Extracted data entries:
━━━━━━━━━━━━━━━━
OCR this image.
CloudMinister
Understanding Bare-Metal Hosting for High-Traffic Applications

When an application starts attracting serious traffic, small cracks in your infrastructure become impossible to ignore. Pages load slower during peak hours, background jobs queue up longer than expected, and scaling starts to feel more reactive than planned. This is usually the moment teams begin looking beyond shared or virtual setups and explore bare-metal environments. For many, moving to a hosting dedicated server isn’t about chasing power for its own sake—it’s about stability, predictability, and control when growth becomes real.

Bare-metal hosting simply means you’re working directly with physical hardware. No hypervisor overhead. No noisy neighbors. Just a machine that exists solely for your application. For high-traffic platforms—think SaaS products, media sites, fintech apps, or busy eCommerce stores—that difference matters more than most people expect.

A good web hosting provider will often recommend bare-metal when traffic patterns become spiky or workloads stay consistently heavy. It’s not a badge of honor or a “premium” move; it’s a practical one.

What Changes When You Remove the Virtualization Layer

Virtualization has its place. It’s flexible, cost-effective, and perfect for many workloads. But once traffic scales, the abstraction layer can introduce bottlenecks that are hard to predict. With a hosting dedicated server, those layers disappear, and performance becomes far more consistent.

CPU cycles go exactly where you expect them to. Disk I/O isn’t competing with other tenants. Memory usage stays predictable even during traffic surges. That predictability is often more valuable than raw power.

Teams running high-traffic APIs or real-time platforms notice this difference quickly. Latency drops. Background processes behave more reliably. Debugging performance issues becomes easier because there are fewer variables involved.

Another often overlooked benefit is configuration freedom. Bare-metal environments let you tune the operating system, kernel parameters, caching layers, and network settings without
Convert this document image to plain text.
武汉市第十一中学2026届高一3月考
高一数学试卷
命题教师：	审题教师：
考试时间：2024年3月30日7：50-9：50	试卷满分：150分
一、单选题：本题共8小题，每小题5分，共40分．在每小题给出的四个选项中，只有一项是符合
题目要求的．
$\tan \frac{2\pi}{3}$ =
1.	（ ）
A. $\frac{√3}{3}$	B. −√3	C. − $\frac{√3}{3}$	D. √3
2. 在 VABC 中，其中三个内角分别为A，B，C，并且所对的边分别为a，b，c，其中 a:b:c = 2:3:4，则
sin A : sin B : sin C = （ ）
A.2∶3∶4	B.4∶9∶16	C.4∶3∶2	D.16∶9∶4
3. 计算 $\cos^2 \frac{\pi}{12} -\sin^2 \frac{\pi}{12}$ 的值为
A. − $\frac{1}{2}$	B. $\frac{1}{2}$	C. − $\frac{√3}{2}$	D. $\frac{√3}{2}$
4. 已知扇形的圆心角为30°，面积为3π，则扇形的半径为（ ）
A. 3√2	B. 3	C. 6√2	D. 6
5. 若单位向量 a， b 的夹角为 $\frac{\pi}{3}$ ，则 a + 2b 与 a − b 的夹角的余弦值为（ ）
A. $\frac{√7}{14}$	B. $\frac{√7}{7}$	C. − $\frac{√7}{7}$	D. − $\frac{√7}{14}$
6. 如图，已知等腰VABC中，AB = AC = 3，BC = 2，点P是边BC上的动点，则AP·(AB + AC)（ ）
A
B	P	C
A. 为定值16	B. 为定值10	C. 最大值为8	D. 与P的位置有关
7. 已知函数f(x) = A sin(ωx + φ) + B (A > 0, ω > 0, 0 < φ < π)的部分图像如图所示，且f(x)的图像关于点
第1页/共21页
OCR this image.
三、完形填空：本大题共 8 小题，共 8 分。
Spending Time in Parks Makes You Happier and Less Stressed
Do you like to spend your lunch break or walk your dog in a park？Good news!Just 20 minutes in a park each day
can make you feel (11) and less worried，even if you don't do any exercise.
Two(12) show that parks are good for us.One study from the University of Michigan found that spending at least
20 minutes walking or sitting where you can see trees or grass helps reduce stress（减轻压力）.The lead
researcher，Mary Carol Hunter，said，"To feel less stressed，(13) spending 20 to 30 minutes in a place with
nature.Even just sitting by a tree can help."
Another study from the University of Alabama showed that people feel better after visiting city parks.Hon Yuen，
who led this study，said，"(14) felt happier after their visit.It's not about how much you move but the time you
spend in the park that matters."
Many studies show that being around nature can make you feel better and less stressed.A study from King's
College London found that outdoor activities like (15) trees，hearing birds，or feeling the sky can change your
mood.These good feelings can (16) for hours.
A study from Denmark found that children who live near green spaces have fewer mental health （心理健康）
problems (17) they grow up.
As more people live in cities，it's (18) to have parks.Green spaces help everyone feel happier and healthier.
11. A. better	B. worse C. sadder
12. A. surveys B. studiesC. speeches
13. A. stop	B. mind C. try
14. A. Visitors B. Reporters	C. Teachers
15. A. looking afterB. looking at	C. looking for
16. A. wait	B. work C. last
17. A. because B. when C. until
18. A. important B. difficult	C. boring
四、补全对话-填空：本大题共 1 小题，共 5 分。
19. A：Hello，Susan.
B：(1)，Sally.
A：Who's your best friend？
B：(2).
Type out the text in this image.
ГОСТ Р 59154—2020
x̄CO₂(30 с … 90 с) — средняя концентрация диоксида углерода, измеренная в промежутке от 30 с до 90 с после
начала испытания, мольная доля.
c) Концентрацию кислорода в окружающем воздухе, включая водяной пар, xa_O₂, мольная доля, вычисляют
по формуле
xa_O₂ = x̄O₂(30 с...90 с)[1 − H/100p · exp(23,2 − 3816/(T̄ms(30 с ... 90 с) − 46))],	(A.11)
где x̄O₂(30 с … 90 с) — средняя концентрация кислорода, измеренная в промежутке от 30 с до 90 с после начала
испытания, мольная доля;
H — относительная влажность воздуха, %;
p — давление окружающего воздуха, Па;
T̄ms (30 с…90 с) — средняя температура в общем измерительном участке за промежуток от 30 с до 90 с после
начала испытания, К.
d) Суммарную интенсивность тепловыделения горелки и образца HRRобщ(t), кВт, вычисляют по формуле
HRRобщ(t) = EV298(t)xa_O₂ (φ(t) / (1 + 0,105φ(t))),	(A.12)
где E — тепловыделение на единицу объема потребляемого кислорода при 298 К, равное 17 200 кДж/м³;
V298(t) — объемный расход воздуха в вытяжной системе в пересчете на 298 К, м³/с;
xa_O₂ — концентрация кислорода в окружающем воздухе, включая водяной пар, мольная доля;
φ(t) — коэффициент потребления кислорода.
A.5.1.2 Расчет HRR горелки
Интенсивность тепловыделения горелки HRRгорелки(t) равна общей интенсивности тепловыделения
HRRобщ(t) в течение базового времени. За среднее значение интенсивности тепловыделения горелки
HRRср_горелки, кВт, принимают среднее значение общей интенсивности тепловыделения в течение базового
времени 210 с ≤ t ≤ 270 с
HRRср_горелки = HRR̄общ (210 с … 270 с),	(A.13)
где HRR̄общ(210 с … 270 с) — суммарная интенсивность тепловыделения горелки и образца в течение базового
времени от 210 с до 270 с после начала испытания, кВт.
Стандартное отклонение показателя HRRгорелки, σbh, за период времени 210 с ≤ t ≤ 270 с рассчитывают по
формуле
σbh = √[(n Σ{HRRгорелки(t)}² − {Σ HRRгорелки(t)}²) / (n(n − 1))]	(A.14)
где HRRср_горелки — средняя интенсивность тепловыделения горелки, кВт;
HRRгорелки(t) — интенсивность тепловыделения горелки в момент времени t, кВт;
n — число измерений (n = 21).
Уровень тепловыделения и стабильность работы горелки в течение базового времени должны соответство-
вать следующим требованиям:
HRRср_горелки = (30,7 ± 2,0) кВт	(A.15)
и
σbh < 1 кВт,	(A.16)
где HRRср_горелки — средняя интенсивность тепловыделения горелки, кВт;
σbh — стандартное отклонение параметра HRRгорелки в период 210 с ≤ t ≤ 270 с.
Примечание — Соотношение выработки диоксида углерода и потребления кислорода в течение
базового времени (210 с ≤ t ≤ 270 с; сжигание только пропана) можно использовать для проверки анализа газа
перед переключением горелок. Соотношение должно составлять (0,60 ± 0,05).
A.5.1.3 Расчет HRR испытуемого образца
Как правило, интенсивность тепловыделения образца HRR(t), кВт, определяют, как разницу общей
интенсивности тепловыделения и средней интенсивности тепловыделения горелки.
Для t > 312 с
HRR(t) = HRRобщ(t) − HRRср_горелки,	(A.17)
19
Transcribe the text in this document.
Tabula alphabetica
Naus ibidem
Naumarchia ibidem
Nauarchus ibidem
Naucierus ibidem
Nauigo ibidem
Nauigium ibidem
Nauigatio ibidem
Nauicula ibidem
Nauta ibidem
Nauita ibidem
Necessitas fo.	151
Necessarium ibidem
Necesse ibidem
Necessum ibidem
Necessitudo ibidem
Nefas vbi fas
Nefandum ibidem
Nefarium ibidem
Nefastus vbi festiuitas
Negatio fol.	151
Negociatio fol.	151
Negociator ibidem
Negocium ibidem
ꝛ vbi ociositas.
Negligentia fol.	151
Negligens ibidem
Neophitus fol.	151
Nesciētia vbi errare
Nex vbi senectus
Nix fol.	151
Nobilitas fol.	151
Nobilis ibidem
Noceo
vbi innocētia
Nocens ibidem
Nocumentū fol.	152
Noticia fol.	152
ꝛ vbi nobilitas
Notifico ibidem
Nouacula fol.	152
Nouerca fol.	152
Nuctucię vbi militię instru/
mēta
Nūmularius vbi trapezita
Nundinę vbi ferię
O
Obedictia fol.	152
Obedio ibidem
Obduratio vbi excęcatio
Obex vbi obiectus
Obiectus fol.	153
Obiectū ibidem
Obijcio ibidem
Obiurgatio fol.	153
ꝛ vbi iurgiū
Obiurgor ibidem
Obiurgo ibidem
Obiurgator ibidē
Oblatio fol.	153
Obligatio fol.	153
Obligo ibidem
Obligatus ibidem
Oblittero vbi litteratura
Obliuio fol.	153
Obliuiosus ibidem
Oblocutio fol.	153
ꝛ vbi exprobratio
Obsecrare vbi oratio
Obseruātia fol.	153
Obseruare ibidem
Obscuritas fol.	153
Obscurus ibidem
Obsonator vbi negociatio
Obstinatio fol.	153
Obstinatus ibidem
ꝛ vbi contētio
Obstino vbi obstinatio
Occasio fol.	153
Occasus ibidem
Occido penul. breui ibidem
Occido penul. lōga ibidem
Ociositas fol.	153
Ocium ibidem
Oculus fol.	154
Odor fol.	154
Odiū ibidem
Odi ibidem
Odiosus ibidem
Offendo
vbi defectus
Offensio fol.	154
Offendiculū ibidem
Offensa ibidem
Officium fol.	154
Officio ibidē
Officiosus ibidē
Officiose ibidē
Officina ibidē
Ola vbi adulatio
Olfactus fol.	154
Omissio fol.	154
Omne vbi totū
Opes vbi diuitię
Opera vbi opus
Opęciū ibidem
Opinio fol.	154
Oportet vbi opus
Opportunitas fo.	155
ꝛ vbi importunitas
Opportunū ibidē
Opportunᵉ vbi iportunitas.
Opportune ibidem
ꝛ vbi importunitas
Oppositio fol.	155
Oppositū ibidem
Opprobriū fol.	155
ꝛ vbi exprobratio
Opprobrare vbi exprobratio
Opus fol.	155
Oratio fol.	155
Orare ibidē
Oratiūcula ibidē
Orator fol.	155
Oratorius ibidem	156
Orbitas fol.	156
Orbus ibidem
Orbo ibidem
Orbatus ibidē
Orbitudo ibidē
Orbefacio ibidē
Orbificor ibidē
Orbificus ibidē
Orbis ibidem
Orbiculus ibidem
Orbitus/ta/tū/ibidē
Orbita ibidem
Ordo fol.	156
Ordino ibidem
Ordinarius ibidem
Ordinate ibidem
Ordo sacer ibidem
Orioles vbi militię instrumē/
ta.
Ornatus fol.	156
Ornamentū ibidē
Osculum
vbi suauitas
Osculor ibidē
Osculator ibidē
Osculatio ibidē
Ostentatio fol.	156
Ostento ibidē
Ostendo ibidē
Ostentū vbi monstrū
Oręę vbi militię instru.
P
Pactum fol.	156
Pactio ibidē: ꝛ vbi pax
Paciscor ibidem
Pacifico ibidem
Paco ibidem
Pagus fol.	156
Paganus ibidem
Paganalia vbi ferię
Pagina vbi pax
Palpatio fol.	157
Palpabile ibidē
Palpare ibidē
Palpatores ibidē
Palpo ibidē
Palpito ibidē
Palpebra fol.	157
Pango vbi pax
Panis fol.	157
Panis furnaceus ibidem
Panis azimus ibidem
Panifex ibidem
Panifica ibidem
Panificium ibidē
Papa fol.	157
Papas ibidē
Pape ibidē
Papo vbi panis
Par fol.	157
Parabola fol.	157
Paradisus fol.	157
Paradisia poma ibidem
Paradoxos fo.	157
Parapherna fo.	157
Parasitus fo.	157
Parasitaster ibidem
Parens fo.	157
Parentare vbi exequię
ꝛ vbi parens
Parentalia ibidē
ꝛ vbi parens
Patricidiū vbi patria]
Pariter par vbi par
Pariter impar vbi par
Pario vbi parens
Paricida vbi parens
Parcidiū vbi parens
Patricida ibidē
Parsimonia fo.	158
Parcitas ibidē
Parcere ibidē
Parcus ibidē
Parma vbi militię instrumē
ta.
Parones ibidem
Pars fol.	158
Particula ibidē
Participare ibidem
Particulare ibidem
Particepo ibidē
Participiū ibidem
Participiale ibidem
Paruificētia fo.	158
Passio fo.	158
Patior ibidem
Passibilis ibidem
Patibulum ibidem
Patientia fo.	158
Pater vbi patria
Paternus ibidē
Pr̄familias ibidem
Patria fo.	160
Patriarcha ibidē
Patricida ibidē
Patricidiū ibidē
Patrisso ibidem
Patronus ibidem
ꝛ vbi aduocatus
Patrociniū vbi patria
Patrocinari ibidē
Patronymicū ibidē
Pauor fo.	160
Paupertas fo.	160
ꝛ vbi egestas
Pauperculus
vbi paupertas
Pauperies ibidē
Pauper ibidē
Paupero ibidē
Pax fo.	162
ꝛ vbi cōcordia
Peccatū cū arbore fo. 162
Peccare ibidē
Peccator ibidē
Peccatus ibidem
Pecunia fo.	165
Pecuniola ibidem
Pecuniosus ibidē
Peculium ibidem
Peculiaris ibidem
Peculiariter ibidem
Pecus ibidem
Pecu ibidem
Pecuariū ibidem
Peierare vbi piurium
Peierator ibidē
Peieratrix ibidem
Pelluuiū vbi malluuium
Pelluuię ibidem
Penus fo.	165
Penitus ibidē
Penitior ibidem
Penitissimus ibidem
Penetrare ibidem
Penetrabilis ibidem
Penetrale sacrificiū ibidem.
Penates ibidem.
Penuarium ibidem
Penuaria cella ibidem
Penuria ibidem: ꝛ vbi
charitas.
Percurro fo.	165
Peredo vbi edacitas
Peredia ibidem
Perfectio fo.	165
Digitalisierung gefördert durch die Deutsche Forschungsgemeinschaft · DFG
━━━━━━━━━━━━━━━━
**Problem requirements:** Find every line containing the word "from", then give the total and nothing more.

**Exercise result:** 4